[Saved data entries]
-- start --
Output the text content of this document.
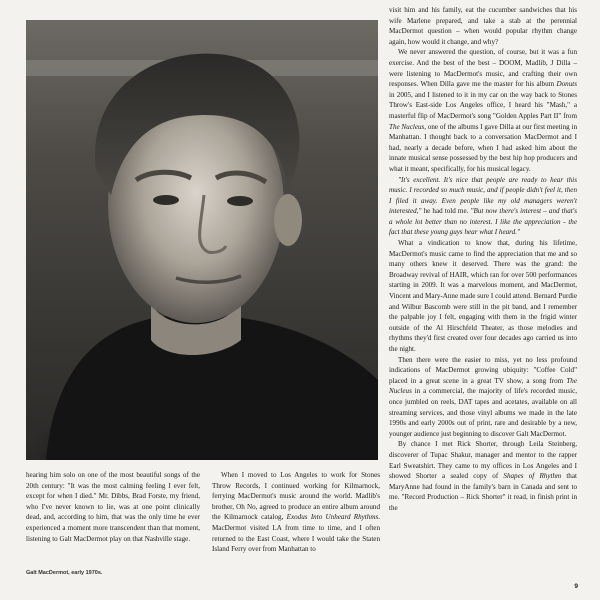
hearing him solo on one of the most beautiful songs of the 20th century: "It was the most calming feeling I ever felt, except for when I died." Mr. Dibbs, Brad Forste, my friend, who I've never known to lie, was at one point clinically dead, and, according to him, that was the only time he ever experienced a moment more transcendent than that moment, listening to Galt MacDermot play on that Nashville stage.

When I moved to Los Angeles to work for Stones Throw Records, I continued working for Kilmarnock, ferrying MacDermot's music around the world. Madlib's brother, Oh No, agreed to produce an entire album around the Kilmarnock catalog, Exodus Into Unheard Rhythms. MacDermot visited LA from time to time, and I often returned to the East Coast, where I would take the Staten Island Ferry over from Manhattan to

visit him and his family, eat the cucumber sandwiches that his wife Marlene prepared, and take a stab at the perennial MacDermot question – when would popular rhythm change again, how would it change, and why?

We never answered the question, of course, but it was a fun exercise. And the best of the best – DOOM, Madlib, J Dilla – were listening to MacDermot's music, and crafting their own responses. When Dilla gave me the master for his album Donuts in 2005, and I listened to it in my car on the way back to Stones Throw's East-side Los Angeles office, I heard his "Mash," a masterful flip of MacDermot's song "Golden Apples Part II" from The Nucleus, one of the albums I gave Dilla at our first meeting in Manhattan. I thought back to a conversation MacDermot and I had, nearly a decade before, when I had asked him about the innate musical sense possessed by the best hip hop producers and what it meant, specifically, for his musical legacy.

"It's excellent. It's nice that people are ready to hear this music. I recorded so much music, and if people didn't feel it, then I filed it away. Even people like my old managers weren't interested," he had told me. "But now there's interest – and that's a whole lot better than no interest. I like the appreciation - the fact that these young guys hear what I heard."

What a vindication to know that, during his lifetime, MacDermot's music came to find the appreciation that me and so many others knew it deserved. There was the grand: the Broadway revival of HAIR, which ran for over 500 performances starting in 2009. It was a marvelous moment, and MacDermot, Vincent and Mary-Anne made sure I could attend. Bernard Purdie and Wilbur Bascomb were still in the pit band, and I remember the palpable joy I felt, engaging with them in the frigid winter outside of the Al Hirschfeld Theater, as those melodies and rhythms they'd first created over four decades ago carried us into the night.

Then there were the easier to miss, yet no less profound indications of MacDermot growing ubiquity: "Coffee Cold" placed in a great scene in a great TV show, a song from The Nucleus in a commercial, the majority of life's recorded music, once jumbled on reels, DAT tapes and acetates, available on all streaming services, and those vinyl albums we made in the late 1990s and early 2000s out of print, rare and desirable by a new, younger audience just beginning to discover Galt MacDermot.

By chance I met Rick Shorter, through Leila Steinberg, discoverer of Tupac Shakur, manager and mentor to the rapper Earl Sweatshirt. They came to my offices in Los Angeles and I showed Shorter a sealed copy of Shapes of Rhythm that MaryAnne had found in the family's barn in Canada and sent to me. "Record Production – Rick Shorter" it read, in finish print in the

Galt MacDermot, early 1970s.
9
-- end --
Repeat the data exactly, without the pictures.

Output the text content of this document.
hearing him solo on one of the most beautiful songs of the 20th century: "It was the most calming feeling I ever felt, except for when I died." Mr. Dibbs, Brad Forste, my friend, who I've never known to lie, was at one point clinically dead, and, according to him, that was the only time he ever experienced a moment more transcendent than that moment, listening to Galt MacDermot play on that Nashville stage.

When I moved to Los Angeles to work for Stones Throw Records, I continued working for Kilmarnock, ferrying MacDermot's music around the world. Madlib's brother, Oh No, agreed to produce an entire album around the Kilmarnock catalog, Exodus Into Unheard Rhythms. MacDermot visited LA from time to time, and I often returned to the East Coast, where I would take the Staten Island Ferry over from Manhattan to

visit him and his family, eat the cucumber sandwiches that his wife Marlene prepared, and take a stab at the perennial MacDermot question – when would popular rhythm change again, how would it change, and why?

We never answered the question, of course, but it was a fun exercise. And the best of the best – DOOM, Madlib, J Dilla – were listening to MacDermot's music, and crafting their own responses. When Dilla gave me the master for his album Donuts in 2005, and I listened to it in my car on the way back to Stones Throw's East-side Los Angeles office, I heard his "Mash," a masterful flip of MacDermot's song "Golden Apples Part II" from The Nucleus, one of the albums I gave Dilla at our first meeting in Manhattan. I thought back to a conversation MacDermot and I had, nearly a decade before, when I had asked him about the innate musical sense possessed by the best hip hop producers and what it meant, specifically, for his musical legacy.

"It's excellent. It's nice that people are ready to hear this music. I recorded so much music, and if people didn't feel it, then I filed it away. Even people like my old managers weren't interested," he had told me. "But now there's interest – and that's a whole lot better than no interest. I like the appreciation - the fact that these young guys hear what I heard."

What a vindication to know that, during his lifetime, MacDermot's music came to find the appreciation that me and so many others knew it deserved. There was the grand: the Broadway revival of HAIR, which ran for over 500 performances starting in 2009. It was a marvelous moment, and MacDermot, Vincent and Mary-Anne made sure I could attend. Bernard Purdie and Wilbur Bascomb were still in the pit band, and I remember the palpable joy I felt, engaging with them in the frigid winter outside of the Al Hirschfeld Theater, as those melodies and rhythms they'd first created over four decades ago carried us into the night.

Then there were the easier to miss, yet no less profound indications of MacDermot growing ubiquity: "Coffee Cold" placed in a great scene in a great TV show, a song from The Nucleus in a commercial, the majority of life's recorded music, once jumbled on reels, DAT tapes and acetates, available on all streaming services, and those vinyl albums we made in the late 1990s and early 2000s out of print, rare and desirable by a new, younger audience just beginning to discover Galt MacDermot.

By chance I met Rick Shorter, through Leila Steinberg, discoverer of Tupac Shakur, manager and mentor to the rapper Earl Sweatshirt. They came to my offices in Los Angeles and I showed Shorter a sealed copy of Shapes of Rhythm that MaryAnne had found in the family's barn in Canada and sent to me. "Record Production – Rick Shorter" it read, in finish print in the

Galt MacDermot, early 1970s.
9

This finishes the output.